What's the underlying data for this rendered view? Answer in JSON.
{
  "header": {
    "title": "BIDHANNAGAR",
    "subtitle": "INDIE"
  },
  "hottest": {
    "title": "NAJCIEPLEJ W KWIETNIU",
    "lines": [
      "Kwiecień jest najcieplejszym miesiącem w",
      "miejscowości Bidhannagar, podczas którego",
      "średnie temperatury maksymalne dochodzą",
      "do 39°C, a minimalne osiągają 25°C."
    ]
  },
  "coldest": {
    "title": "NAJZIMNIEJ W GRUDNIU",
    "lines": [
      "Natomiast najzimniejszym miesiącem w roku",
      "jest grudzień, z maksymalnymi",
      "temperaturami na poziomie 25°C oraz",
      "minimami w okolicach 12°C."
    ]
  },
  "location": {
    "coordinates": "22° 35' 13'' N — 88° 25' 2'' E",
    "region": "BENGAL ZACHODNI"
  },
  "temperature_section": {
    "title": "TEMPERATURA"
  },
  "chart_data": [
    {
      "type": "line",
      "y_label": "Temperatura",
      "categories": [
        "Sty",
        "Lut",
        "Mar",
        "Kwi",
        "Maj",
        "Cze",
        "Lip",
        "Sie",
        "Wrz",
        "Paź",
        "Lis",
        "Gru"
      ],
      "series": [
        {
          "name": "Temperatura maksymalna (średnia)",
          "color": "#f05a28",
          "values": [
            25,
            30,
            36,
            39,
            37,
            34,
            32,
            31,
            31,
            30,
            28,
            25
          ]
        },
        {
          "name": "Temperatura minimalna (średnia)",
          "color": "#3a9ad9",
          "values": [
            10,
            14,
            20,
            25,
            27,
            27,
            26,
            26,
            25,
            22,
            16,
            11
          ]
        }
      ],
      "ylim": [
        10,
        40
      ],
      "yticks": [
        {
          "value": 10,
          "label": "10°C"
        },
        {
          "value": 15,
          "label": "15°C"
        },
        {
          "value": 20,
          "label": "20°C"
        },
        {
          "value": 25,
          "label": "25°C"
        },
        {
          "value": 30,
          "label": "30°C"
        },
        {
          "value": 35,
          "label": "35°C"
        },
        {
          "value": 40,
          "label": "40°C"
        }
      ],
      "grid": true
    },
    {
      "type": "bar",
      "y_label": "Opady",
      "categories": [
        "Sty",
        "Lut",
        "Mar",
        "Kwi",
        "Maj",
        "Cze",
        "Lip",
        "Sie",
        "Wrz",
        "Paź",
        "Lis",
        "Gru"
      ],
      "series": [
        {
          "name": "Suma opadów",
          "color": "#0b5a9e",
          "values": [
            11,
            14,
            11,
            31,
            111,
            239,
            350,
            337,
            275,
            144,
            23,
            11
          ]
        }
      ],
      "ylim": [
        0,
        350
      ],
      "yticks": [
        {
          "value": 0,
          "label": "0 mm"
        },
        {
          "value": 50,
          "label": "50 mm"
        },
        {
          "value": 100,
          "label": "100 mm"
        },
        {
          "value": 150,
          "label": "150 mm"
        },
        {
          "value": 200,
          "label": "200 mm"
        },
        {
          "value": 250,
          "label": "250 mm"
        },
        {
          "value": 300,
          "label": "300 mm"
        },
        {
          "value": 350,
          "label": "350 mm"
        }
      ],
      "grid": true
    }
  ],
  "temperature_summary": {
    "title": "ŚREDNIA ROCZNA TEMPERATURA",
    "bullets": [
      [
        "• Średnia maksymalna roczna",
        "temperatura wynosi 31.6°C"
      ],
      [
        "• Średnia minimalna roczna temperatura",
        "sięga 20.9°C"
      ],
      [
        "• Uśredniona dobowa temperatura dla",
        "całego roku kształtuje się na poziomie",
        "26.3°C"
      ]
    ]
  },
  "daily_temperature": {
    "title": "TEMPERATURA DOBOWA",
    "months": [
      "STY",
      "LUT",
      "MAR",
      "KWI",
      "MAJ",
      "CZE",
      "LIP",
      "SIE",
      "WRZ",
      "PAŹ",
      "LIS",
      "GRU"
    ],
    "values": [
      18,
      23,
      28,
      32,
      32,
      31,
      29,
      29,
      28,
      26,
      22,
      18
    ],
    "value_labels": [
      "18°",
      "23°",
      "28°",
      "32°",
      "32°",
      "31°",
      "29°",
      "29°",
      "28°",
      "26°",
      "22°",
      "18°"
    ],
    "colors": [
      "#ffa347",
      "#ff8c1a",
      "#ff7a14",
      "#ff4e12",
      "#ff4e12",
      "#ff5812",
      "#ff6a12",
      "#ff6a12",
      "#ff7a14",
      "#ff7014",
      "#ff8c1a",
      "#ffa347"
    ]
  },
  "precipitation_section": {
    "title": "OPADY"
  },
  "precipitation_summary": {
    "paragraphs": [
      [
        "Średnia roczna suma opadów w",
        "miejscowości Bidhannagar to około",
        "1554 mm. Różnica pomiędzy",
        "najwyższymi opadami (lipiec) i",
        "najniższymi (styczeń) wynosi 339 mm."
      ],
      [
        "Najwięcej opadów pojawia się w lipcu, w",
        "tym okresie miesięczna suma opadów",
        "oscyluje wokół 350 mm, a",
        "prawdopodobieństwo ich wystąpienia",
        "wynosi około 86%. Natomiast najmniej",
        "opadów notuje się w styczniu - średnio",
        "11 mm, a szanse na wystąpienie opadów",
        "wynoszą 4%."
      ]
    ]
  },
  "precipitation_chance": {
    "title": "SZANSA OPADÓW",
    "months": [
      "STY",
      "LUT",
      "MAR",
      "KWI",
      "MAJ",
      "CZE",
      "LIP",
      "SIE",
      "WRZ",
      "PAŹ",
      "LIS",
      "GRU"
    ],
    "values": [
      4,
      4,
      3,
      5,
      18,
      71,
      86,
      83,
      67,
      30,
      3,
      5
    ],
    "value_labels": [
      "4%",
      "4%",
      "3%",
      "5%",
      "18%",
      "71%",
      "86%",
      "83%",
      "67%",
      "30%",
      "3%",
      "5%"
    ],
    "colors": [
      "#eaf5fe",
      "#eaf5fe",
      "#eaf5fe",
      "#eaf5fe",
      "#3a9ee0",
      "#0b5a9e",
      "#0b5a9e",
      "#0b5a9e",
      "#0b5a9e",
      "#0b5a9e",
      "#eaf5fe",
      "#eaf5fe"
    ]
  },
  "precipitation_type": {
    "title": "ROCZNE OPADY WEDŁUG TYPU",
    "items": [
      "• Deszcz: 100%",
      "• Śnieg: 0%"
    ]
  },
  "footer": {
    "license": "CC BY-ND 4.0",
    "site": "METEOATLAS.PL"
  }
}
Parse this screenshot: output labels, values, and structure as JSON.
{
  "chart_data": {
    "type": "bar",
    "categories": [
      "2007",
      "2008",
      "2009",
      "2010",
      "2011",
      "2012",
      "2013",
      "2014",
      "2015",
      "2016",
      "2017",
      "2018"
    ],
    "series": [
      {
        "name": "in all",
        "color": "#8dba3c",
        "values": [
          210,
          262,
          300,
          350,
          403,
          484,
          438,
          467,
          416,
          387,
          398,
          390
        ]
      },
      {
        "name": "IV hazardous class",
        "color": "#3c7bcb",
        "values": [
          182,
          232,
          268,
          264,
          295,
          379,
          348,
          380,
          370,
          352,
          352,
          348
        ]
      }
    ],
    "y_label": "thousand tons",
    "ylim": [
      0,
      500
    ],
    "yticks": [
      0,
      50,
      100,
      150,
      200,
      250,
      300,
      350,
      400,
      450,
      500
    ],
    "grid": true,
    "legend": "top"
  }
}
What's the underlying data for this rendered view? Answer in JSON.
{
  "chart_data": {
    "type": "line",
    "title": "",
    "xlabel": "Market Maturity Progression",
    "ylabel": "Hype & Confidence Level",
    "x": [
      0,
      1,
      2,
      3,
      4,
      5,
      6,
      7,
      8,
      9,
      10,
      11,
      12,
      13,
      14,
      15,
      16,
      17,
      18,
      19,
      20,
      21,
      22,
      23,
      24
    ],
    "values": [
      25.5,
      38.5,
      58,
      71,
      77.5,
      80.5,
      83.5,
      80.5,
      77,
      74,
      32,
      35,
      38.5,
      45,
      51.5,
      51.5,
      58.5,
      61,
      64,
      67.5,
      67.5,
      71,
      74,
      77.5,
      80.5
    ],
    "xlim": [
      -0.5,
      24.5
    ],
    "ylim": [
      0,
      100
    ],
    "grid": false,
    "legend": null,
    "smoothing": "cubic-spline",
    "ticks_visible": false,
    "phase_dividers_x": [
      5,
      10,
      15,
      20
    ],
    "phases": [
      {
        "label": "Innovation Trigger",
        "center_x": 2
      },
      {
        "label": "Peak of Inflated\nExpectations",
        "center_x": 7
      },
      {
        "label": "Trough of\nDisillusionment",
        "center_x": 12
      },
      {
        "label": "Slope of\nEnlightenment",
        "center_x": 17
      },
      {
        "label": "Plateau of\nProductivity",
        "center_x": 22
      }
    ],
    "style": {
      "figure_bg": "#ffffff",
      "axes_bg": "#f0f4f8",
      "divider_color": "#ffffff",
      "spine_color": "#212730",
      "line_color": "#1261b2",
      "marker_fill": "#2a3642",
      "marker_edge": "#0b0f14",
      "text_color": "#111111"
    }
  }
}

* _Task to carry out_: Reproduce each line of the material containing the word "poziomie".

* _Answer for this exercise_:
      "temperaturami na poziomie 25°C oraz",
        "całego roku kształtuje się na poziomie",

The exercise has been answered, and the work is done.